[A run of records]

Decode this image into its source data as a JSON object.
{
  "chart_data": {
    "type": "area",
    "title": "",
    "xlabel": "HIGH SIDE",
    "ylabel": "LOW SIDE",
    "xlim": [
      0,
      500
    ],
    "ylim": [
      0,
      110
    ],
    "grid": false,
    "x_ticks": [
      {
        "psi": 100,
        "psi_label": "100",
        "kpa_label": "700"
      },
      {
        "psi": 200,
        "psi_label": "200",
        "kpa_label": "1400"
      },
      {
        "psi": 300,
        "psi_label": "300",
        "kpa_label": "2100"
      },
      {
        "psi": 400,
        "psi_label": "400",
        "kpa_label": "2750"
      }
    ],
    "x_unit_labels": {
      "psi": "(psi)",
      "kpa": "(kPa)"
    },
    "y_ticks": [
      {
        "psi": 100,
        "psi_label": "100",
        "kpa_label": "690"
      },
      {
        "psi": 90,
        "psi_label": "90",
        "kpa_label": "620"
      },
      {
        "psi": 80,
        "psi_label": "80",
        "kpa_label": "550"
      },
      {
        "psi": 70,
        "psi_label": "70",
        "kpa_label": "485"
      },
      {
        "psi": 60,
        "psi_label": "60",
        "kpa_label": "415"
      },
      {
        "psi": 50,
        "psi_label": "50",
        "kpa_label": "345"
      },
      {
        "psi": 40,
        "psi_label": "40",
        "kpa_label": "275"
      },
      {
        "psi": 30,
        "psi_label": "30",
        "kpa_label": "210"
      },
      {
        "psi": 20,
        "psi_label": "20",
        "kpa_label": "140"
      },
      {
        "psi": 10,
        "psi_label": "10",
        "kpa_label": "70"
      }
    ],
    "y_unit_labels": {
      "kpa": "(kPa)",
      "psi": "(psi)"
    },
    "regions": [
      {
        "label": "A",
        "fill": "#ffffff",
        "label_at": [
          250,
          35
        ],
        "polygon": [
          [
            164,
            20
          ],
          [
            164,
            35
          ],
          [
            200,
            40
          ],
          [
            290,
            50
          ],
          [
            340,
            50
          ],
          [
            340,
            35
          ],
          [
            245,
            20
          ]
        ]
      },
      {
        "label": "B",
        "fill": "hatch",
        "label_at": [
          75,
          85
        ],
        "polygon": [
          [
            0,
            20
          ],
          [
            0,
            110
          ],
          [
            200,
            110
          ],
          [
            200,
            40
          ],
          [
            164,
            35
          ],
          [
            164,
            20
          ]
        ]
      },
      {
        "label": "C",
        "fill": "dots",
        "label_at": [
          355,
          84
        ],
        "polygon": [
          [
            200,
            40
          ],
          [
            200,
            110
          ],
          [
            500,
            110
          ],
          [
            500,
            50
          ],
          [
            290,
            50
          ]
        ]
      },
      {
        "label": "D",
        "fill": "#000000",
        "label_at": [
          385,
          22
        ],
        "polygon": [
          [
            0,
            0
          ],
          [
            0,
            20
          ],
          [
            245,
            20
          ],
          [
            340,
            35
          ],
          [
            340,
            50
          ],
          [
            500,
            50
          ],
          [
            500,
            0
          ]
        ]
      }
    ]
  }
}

Given exercise →
From the listing above, extract all records word for word.

Correct result →
Decode this image into its source data as a JSON object.
{
  "chart_data": {
    "type": "area",
    "title": "",
    "xlabel": "HIGH SIDE",
    "ylabel": "LOW SIDE",
    "xlim": [
      0,
      500
    ],
    "ylim": [
      0,
      110
    ],
    "grid": false,
    "x_ticks": [
      {
        "psi": 100,
        "psi_label": "100",
        "kpa_label": "700"
      },
      {
        "psi": 200,
        "psi_label": "200",
        "kpa_label": "1400"
      },
      {
        "psi": 300,
        "psi_label": "300",
        "kpa_label": "2100"
      },
      {
        "psi": 400,
        "psi_label": "400",
        "kpa_label": "2750"
      }
    ],
    "x_unit_labels": {
      "psi": "(psi)",
      "kpa": "(kPa)"
    },
    "y_ticks": [
      {
        "psi": 100,
        "psi_label": "100",
        "kpa_label": "690"
      },
      {
        "psi": 90,
        "psi_label": "90",
        "kpa_label": "620"
      },
      {
        "psi": 80,
        "psi_label": "80",
        "kpa_label": "550"
      },
      {
        "psi": 70,
        "psi_label": "70",
        "kpa_label": "485"
      },
      {
        "psi": 60,
        "psi_label": "60",
        "kpa_label": "415"
      },
      {
        "psi": 50,
        "psi_label": "50",
        "kpa_label": "345"
      },
      {
        "psi": 40,
        "psi_label": "40",
        "kpa_label": "275"
      },
      {
        "psi": 30,
        "psi_label": "30",
        "kpa_label": "210"
      },
      {
        "psi": 20,
        "psi_label": "20",
        "kpa_label": "140"
      },
      {
        "psi": 10,
        "psi_label": "10",
        "kpa_label": "70"
      }
    ],
    "y_unit_labels": {
      "kpa": "(kPa)",
      "psi": "(psi)"
    },
    "regions": [
      {
        "label": "A",
        "fill": "#ffffff",
        "label_at": [
          250,
          35
        ],
        "polygon": [
          [
            164,
            20
          ],
          [
            164,
            35
          ],
          [
            200,
            40
          ],
          [
            290,
            50
          ],
          [
            340,
            50
          ],
          [
            340,
            35
          ],
          [
            245,
            20
          ]
        ]
      },
      {
        "label": "B",
        "fill": "hatch",
        "label_at": [
          75,
          85
        ],
        "polygon": [
          [
            0,
            20
          ],
          [
            0,
            110
          ],
          [
            200,
            110
          ],
          [
            200,
            40
          ],
          [
            164,
            35
          ],
          [
            164,
            20
          ]
        ]
      },
      {
        "label": "C",
        "fill": "dots",
        "label_at": [
          355,
          84
        ],
        "polygon": [
          [
            200,
            40
          ],
          [
            200,
            110
          ],
          [
            500,
            110
          ],
          [
            500,
            50
          ],
          [
            290,
            50
          ]
        ]
      },
      {
        "label": "D",
        "fill": "#000000",
        "label_at": [
          385,
          22
        ],
        "polygon": [
          [
            0,
            0
          ],
          [
            0,
            20
          ],
          [
            245,
            20
          ],
          [
            340,
            35
          ],
          [
            340,
            50
          ],
          [
            500,
            50
          ],
          [
            500,
            0
          ]
        ]
      }
    ]
  }
}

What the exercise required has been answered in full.